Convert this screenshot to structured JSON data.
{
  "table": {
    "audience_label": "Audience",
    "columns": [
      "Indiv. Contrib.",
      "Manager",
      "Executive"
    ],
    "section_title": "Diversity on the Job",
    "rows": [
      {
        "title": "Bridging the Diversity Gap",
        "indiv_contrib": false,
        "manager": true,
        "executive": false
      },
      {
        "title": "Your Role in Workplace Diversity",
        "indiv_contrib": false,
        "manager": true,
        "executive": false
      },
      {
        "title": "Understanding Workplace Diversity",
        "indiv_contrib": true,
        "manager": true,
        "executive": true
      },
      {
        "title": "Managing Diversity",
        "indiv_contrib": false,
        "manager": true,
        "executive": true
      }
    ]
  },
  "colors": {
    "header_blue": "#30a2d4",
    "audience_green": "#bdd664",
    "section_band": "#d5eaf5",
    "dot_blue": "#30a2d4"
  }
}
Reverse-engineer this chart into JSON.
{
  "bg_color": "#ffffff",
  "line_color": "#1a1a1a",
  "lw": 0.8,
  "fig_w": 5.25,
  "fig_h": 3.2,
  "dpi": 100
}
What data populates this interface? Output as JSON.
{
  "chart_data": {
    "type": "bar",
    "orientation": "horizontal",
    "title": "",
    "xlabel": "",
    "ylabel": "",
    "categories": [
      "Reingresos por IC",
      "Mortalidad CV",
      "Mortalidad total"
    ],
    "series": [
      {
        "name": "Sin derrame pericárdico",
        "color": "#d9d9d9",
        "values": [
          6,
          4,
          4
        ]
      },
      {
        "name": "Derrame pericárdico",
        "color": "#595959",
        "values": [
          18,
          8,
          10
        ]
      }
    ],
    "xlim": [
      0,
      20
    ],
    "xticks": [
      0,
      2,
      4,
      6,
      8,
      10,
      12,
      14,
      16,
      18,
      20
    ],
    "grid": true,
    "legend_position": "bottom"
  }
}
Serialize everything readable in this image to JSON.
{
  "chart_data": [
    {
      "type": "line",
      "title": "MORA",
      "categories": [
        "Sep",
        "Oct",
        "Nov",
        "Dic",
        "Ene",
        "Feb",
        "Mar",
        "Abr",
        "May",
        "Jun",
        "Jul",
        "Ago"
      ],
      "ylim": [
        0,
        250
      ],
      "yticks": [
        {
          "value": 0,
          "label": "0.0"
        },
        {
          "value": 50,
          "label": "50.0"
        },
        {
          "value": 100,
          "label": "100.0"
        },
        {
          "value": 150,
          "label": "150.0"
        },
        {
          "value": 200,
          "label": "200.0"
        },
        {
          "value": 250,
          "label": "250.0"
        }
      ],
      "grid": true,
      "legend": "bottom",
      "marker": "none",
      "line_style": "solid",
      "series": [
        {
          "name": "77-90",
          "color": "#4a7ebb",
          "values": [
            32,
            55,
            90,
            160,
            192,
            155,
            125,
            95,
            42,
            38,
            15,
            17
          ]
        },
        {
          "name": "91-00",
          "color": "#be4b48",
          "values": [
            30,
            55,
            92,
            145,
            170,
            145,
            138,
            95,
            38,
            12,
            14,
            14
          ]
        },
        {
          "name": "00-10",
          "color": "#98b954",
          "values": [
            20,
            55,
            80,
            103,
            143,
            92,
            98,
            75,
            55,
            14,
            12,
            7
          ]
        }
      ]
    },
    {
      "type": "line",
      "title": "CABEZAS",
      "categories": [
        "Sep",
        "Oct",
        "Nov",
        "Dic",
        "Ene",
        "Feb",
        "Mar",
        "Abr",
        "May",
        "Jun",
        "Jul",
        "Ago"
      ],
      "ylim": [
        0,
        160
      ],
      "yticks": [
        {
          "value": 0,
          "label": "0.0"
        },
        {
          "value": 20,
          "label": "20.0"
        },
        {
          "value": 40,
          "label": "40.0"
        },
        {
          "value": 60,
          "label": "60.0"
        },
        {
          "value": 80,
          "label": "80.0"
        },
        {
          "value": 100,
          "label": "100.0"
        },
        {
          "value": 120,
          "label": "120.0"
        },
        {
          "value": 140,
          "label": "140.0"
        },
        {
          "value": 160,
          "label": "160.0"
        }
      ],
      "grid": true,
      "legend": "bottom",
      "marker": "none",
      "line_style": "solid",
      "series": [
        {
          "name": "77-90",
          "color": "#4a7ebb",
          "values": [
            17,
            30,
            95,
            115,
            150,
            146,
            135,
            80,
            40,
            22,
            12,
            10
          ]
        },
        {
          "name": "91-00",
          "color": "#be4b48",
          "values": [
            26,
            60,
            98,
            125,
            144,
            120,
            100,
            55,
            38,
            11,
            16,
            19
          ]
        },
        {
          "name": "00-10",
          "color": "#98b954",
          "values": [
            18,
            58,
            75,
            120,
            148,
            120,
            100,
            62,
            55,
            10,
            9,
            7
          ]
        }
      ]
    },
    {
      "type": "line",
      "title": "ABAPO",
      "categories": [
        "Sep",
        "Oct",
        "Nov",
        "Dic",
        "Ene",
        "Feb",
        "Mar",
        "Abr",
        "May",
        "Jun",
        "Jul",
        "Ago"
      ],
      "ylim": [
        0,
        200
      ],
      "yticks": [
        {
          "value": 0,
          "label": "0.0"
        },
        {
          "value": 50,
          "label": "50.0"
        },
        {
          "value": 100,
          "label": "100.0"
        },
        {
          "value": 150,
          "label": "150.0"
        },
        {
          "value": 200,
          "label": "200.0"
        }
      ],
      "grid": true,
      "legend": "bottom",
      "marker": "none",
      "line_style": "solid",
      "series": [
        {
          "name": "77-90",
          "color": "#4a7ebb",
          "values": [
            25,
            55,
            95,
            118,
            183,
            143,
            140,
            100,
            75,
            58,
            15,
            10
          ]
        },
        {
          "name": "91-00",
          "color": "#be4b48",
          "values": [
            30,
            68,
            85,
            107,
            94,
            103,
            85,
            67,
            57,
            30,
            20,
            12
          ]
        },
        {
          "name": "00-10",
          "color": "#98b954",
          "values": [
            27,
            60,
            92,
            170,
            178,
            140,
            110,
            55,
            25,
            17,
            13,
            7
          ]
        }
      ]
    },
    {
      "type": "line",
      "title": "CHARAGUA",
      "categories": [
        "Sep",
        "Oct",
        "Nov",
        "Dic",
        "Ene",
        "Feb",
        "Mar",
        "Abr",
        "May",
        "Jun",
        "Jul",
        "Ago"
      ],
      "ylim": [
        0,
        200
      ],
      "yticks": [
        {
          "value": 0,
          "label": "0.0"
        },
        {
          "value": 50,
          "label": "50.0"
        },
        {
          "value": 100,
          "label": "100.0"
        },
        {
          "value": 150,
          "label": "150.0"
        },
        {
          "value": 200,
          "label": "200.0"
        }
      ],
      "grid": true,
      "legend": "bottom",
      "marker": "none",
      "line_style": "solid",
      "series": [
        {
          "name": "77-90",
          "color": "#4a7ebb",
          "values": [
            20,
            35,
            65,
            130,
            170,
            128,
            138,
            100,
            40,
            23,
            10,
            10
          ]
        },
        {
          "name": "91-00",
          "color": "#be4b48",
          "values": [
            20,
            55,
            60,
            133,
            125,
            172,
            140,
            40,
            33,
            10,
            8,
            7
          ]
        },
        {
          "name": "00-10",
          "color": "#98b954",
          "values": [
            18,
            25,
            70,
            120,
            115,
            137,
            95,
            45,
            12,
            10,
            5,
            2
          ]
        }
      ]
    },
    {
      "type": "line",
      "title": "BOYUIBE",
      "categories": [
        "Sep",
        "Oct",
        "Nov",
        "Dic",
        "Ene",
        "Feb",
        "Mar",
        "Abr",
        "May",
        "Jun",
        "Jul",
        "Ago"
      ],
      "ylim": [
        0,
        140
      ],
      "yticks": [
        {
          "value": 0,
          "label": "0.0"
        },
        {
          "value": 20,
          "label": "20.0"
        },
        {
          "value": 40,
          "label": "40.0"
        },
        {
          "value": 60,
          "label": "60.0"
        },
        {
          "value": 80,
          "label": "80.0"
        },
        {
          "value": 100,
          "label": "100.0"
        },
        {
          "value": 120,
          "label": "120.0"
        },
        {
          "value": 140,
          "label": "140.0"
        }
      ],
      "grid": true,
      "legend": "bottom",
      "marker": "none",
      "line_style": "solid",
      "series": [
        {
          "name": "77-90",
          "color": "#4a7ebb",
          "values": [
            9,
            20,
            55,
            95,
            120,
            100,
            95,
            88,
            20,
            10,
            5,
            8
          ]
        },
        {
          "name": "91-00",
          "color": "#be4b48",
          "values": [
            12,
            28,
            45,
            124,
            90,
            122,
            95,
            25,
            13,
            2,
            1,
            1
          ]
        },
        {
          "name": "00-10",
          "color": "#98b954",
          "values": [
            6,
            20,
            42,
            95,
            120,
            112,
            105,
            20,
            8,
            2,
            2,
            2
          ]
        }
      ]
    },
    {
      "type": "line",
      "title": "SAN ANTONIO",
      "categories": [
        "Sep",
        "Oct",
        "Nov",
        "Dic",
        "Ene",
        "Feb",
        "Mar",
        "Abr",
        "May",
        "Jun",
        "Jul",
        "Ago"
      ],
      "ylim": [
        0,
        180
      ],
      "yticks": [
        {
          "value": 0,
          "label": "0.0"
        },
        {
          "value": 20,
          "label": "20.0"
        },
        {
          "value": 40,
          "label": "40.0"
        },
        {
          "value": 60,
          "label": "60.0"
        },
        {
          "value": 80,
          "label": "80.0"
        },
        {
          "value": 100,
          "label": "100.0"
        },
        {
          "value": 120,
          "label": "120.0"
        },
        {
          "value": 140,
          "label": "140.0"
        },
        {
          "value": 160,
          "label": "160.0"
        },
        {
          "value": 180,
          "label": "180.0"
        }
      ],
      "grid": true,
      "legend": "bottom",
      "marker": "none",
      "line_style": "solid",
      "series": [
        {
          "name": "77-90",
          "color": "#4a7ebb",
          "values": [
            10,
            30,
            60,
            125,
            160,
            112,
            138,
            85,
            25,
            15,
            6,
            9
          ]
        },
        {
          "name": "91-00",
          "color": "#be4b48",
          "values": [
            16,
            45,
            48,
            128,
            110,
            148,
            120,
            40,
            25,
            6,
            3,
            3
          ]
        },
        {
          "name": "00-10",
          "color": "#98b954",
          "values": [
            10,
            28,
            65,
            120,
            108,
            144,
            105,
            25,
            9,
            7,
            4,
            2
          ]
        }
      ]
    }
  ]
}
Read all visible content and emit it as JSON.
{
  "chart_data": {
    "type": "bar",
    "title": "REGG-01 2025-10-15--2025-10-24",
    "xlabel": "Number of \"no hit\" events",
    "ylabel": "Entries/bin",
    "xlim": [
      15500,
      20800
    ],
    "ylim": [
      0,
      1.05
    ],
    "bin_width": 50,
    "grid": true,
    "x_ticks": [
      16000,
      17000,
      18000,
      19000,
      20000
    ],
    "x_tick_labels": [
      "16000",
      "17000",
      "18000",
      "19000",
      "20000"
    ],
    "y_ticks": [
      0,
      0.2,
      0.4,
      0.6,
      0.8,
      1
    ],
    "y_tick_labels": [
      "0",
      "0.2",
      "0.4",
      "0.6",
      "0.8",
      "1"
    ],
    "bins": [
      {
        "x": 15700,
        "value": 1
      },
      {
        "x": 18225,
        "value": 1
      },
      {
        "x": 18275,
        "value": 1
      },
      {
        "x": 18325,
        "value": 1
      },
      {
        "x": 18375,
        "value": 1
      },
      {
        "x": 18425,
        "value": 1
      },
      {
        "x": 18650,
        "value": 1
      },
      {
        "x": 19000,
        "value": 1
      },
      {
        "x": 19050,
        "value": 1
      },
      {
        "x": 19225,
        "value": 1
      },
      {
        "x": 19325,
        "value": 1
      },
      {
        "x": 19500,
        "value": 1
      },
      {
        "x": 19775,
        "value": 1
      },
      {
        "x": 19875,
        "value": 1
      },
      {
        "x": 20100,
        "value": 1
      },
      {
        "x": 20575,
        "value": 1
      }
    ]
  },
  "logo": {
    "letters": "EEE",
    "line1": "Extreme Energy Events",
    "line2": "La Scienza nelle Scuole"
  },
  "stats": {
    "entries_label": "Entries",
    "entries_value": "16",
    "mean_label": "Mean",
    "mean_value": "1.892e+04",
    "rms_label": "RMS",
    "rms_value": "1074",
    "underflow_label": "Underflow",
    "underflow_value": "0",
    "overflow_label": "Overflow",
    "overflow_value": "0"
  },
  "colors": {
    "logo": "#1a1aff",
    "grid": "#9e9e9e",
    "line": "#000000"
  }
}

▬▬▬▬▬▬

Pull out each line of the records holding the string "this".

#### [The solution]
Convert this screenshot to structured JSON data.
Reverse-engineer this chart into JSON.
What data populates this interface? Output as JSON.
Serialize everything readable in this image to JSON.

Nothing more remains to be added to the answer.